*Input data*:

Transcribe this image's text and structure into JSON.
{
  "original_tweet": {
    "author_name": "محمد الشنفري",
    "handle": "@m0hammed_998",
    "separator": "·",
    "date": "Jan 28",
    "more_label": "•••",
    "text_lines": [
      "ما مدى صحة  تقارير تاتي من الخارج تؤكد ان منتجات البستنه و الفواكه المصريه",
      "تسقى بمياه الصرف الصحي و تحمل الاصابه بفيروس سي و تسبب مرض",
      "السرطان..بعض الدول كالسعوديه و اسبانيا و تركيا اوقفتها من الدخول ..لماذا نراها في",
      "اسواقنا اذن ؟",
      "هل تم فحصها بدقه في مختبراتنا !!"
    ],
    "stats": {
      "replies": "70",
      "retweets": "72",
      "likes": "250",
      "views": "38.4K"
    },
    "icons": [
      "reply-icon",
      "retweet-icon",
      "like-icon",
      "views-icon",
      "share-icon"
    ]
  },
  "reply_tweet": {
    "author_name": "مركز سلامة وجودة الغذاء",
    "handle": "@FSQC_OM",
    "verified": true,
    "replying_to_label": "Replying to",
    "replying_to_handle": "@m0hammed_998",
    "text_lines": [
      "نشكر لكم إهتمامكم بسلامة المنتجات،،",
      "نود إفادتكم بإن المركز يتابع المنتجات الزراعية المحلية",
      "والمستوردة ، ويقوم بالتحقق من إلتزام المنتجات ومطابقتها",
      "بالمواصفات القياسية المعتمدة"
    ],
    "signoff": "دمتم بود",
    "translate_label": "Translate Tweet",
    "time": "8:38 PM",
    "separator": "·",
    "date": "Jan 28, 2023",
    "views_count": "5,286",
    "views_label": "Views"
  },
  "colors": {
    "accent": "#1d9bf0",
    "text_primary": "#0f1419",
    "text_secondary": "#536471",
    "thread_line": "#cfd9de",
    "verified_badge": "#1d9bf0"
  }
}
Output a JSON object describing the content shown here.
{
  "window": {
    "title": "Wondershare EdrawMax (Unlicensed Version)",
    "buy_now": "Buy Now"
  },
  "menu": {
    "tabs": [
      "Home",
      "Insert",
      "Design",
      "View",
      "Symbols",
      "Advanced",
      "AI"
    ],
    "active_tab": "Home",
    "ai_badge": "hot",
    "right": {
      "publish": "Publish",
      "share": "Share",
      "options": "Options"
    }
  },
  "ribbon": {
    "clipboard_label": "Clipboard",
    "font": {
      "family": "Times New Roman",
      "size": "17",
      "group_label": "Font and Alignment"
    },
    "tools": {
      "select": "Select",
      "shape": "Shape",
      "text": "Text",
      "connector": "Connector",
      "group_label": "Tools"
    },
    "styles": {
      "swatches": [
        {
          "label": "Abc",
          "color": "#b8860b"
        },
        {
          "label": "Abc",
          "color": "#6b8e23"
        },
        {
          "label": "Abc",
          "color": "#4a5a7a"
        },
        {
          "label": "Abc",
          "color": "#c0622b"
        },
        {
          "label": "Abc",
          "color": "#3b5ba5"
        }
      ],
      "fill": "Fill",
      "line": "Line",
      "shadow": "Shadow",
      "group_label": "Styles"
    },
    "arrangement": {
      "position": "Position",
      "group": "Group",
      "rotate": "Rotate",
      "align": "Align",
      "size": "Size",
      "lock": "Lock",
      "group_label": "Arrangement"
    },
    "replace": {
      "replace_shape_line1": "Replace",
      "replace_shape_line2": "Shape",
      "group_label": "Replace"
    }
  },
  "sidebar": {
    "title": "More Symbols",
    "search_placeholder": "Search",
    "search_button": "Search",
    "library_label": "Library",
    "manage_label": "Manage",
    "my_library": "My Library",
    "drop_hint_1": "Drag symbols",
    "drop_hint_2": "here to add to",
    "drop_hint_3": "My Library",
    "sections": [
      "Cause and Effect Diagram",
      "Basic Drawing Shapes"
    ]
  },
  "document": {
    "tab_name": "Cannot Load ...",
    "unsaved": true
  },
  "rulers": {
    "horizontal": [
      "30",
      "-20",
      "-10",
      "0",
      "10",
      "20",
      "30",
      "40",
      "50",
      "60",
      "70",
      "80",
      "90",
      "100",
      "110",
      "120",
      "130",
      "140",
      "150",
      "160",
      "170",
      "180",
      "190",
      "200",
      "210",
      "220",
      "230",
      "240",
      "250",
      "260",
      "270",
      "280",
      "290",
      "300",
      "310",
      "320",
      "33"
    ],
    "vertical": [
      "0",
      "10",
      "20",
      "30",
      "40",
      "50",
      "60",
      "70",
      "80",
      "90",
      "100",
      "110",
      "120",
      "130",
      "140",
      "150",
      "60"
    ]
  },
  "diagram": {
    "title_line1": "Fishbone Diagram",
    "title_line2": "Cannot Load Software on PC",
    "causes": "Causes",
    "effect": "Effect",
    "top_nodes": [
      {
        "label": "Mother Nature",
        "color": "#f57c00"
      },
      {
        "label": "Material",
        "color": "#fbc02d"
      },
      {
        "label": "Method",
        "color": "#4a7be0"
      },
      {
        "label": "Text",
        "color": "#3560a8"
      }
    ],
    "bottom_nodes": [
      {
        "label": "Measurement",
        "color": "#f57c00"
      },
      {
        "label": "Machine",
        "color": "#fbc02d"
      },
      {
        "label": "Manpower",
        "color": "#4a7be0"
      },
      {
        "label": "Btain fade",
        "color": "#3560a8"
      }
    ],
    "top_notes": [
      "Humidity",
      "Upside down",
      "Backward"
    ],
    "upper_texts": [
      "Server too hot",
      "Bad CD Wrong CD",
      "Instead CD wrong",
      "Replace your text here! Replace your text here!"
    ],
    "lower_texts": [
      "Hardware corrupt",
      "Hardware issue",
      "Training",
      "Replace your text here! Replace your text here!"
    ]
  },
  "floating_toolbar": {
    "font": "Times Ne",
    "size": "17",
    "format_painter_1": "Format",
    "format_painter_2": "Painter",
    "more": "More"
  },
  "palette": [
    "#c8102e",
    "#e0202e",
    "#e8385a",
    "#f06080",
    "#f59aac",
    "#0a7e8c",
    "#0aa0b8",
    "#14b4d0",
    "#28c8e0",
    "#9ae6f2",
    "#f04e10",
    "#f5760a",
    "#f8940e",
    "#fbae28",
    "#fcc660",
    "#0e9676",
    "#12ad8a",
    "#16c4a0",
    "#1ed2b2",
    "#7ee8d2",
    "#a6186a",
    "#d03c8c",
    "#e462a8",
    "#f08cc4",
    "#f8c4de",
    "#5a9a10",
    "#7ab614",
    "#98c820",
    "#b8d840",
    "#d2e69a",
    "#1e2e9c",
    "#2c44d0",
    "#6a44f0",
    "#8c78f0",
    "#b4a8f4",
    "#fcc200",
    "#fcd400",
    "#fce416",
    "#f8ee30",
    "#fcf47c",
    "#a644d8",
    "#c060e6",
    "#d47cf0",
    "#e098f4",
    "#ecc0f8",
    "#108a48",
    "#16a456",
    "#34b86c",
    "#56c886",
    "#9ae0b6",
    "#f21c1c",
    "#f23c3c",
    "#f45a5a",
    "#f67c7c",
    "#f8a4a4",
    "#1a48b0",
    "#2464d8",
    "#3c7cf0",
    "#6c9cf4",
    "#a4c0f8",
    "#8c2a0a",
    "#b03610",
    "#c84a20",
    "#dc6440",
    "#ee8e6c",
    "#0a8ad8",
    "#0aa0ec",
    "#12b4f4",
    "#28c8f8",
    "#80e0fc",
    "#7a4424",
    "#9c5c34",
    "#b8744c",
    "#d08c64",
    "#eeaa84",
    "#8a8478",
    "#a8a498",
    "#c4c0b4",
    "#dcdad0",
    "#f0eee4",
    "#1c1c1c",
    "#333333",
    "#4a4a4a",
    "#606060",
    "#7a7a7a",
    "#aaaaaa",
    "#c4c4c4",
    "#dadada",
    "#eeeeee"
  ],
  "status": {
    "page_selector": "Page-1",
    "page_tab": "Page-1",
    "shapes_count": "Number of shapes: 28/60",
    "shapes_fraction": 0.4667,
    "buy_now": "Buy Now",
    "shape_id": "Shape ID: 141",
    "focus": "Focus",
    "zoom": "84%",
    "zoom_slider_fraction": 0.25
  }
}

*Work instructions*: Make a list of all lines in the data that contain "Effect".

*Task result*:
      "Cause and Effect Diagram",
    "effect": "Effect",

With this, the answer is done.